** START PROVIDED MATERIAL **

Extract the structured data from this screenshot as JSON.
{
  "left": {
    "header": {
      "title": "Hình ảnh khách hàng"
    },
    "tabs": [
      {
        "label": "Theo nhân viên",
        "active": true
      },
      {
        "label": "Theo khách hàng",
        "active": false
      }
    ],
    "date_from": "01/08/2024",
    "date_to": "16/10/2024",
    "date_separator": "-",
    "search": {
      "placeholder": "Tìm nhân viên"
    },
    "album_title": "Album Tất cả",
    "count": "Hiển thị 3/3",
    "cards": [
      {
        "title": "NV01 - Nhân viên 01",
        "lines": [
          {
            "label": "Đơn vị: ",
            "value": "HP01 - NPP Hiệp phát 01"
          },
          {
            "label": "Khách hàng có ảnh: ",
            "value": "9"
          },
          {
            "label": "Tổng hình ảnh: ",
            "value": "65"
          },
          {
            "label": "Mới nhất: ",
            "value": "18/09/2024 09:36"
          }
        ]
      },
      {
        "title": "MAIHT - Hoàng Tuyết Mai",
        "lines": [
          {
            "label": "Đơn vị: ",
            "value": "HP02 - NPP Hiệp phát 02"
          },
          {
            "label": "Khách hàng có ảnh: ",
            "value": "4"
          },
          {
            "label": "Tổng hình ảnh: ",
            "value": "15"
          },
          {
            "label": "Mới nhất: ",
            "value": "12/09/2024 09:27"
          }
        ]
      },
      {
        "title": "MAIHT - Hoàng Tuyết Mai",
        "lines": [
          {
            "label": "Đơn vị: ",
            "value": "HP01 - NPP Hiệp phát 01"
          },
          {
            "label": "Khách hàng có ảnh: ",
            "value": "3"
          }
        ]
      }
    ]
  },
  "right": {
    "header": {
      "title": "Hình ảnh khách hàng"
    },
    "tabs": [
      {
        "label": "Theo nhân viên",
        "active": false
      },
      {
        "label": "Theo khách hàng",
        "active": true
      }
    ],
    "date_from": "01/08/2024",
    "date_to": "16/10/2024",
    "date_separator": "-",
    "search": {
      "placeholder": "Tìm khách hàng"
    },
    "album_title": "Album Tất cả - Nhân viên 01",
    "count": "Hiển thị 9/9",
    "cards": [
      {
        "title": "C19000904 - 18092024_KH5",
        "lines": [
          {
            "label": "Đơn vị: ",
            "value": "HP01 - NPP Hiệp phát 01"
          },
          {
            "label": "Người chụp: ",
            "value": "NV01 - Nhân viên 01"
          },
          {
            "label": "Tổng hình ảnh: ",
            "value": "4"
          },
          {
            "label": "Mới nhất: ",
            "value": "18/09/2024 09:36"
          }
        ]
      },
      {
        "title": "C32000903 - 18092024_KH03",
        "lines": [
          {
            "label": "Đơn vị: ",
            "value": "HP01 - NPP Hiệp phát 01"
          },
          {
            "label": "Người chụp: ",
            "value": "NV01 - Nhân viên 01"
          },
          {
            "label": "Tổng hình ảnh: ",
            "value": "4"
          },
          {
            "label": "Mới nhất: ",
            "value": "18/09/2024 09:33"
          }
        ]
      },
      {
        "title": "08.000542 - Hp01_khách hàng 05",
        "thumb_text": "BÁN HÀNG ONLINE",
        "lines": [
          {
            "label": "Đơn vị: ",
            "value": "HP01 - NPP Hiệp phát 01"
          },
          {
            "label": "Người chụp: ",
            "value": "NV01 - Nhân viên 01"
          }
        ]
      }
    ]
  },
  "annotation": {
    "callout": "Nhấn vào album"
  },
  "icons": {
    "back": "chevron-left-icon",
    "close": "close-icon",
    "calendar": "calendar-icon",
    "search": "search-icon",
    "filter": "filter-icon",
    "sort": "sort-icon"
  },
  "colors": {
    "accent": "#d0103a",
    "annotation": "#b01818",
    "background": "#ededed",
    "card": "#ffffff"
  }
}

** END PROVIDED MATERIAL **

**WRITTEN PROBLEM**
Output the lines above verbatim and in full.

**RESULT FOR THIS EXERCISE**
Extract the structured data from this screenshot as JSON.
{
  "left": {
    "header": {
      "title": "Hình ảnh khách hàng"
    },
    "tabs": [
      {
        "label": "Theo nhân viên",
        "active": true
      },
      {
        "label": "Theo khách hàng",
        "active": false
      }
    ],
    "date_from": "01/08/2024",
    "date_to": "16/10/2024",
    "date_separator": "-",
    "search": {
      "placeholder": "Tìm nhân viên"
    },
    "album_title": "Album Tất cả",
    "count": "Hiển thị 3/3",
    "cards": [
      {
        "title": "NV01 - Nhân viên 01",
        "lines": [
          {
            "label": "Đơn vị: ",
            "value": "HP01 - NPP Hiệp phát 01"
          },
          {
            "label": "Khách hàng có ảnh: ",
            "value": "9"
          },
          {
            "label": "Tổng hình ảnh: ",
            "value": "65"
          },
          {
            "label": "Mới nhất: ",
            "value": "18/09/2024 09:36"
          }
        ]
      },
      {
        "title": "MAIHT - Hoàng Tuyết Mai",
        "lines": [
          {
            "label": "Đơn vị: ",
            "value": "HP02 - NPP Hiệp phát 02"
          },
          {
            "label": "Khách hàng có ảnh: ",
            "value": "4"
          },
          {
            "label": "Tổng hình ảnh: ",
            "value": "15"
          },
          {
            "label": "Mới nhất: ",
            "value": "12/09/2024 09:27"
          }
        ]
      },
      {
        "title": "MAIHT - Hoàng Tuyết Mai",
        "lines": [
          {
            "label": "Đơn vị: ",
            "value": "HP01 - NPP Hiệp phát 01"
          },
          {
            "label": "Khách hàng có ảnh: ",
            "value": "3"
          }
        ]
      }
    ]
  },
  "right": {
    "header": {
      "title": "Hình ảnh khách hàng"
    },
    "tabs": [
      {
        "label": "Theo nhân viên",
        "active": false
      },
      {
        "label": "Theo khách hàng",
        "active": true
      }
    ],
    "date_from": "01/08/2024",
    "date_to": "16/10/2024",
    "date_separator": "-",
    "search": {
      "placeholder": "Tìm khách hàng"
    },
    "album_title": "Album Tất cả - Nhân viên 01",
    "count": "Hiển thị 9/9",
    "cards": [
      {
        "title": "C19000904 - 18092024_KH5",
        "lines": [
          {
            "label": "Đơn vị: ",
            "value": "HP01 - NPP Hiệp phát 01"
          },
          {
            "label": "Người chụp: ",
            "value": "NV01 - Nhân viên 01"
          },
          {
            "label": "Tổng hình ảnh: ",
            "value": "4"
          },
          {
            "label": "Mới nhất: ",
            "value": "18/09/2024 09:36"
          }
        ]
      },
      {
        "title": "C32000903 - 18092024_KH03",
        "lines": [
          {
            "label": "Đơn vị: ",
            "value": "HP01 - NPP Hiệp phát 01"
          },
          {
            "label": "Người chụp: ",
            "value": "NV01 - Nhân viên 01"
          },
          {
            "label": "Tổng hình ảnh: ",
            "value": "4"
          },
          {
            "label": "Mới nhất: ",
            "value": "18/09/2024 09:33"
          }
        ]
      },
      {
        "title": "08.000542 - Hp01_khách hàng 05",
        "thumb_text": "BÁN HÀNG ONLINE",
        "lines": [
          {
            "label": "Đơn vị: ",
            "value": "HP01 - NPP Hiệp phát 01"
          },
          {
            "label": "Người chụp: ",
            "value": "NV01 - Nhân viên 01"
          }
        ]
      }
    ]
  },
  "annotation": {
    "callout": "Nhấn vào album"
  },
  "icons": {
    "back": "chevron-left-icon",
    "close": "close-icon",
    "calendar": "calendar-icon",
    "search": "search-icon",
    "filter": "filter-icon",
    "sort": "sort-icon"
  },
  "colors": {
    "accent": "#d0103a",
    "annotation": "#b01818",
    "background": "#ededed",
    "card": "#ffffff"
  }
}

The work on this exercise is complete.